Exercise description: Scan the entries below and extract each line with the word "text" in it.
───── Available data
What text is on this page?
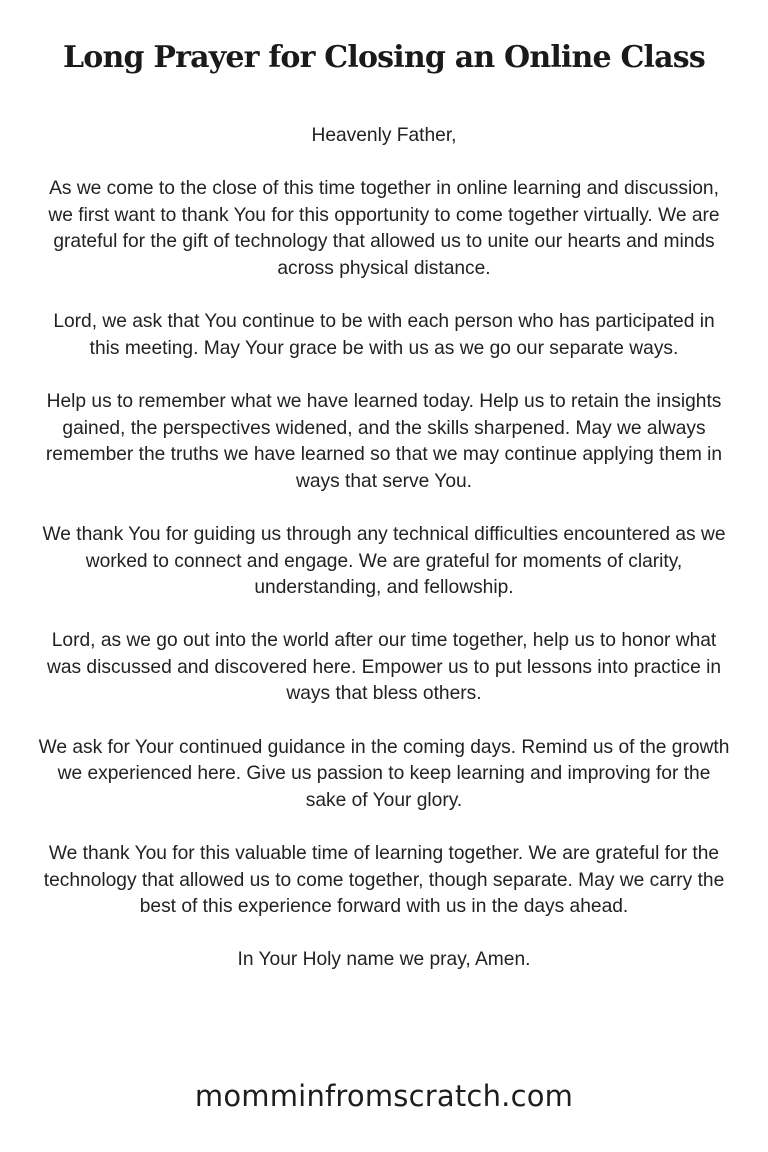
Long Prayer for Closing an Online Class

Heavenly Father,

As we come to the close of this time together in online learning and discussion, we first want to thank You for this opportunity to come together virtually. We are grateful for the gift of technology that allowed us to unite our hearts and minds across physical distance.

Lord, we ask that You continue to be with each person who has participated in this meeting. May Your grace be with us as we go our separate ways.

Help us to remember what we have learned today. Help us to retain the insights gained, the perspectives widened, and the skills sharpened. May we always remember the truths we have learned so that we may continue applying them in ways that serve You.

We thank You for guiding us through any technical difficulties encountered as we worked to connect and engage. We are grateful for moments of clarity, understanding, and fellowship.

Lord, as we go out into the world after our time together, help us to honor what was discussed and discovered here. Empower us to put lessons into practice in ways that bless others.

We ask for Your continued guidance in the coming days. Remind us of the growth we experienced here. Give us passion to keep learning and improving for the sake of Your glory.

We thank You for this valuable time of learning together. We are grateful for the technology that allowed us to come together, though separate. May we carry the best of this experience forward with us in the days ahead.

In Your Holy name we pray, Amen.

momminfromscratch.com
──────────
───── Available data
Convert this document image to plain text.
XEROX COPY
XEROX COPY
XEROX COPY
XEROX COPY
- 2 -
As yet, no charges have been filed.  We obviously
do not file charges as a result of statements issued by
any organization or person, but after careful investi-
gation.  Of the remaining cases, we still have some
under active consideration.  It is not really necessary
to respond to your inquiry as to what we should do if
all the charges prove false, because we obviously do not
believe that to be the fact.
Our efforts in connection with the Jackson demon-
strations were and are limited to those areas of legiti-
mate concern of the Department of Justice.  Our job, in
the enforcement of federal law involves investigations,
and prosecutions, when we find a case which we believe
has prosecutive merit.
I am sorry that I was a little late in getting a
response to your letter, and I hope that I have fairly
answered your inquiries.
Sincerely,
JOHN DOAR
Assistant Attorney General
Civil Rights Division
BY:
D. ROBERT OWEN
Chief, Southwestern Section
──────────
───── Available data
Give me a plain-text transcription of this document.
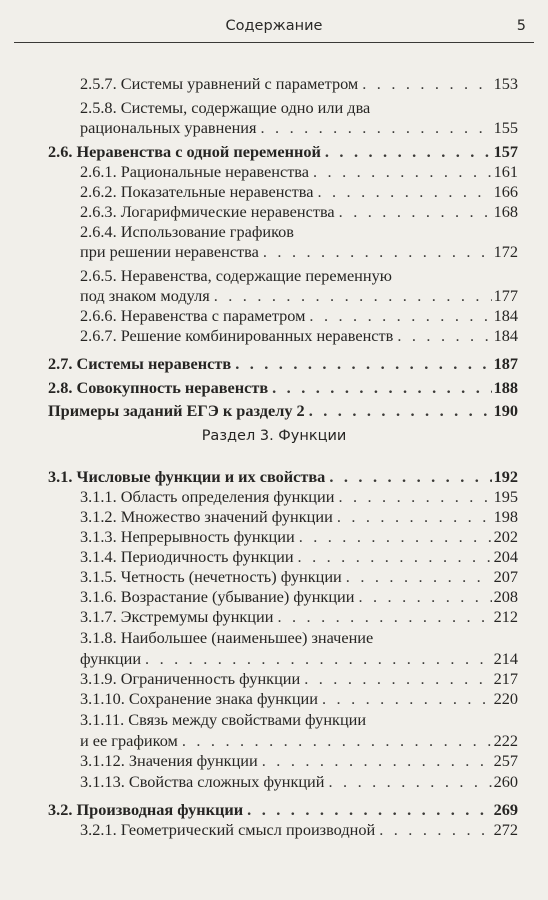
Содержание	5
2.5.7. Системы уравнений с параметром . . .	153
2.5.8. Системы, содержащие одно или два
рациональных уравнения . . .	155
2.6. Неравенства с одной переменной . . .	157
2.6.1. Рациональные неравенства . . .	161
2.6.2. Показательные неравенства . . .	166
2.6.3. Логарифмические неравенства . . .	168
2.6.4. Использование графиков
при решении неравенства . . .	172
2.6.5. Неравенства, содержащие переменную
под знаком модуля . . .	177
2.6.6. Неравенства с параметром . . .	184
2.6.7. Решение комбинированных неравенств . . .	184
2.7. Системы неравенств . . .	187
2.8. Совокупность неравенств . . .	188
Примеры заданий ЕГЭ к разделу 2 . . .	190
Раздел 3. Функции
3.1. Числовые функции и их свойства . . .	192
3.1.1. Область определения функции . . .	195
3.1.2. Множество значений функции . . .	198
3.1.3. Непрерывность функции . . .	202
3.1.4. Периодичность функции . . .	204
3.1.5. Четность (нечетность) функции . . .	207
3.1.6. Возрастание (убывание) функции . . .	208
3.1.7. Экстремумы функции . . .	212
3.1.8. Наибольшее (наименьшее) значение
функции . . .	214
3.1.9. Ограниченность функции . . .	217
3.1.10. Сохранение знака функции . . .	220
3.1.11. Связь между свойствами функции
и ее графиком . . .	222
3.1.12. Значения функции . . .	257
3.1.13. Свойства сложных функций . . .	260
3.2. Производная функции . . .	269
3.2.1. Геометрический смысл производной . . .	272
──────────
Solution for this exercise:
What text is on this page?
Convert this document image to plain text.
Give me a plain-text transcription of this document.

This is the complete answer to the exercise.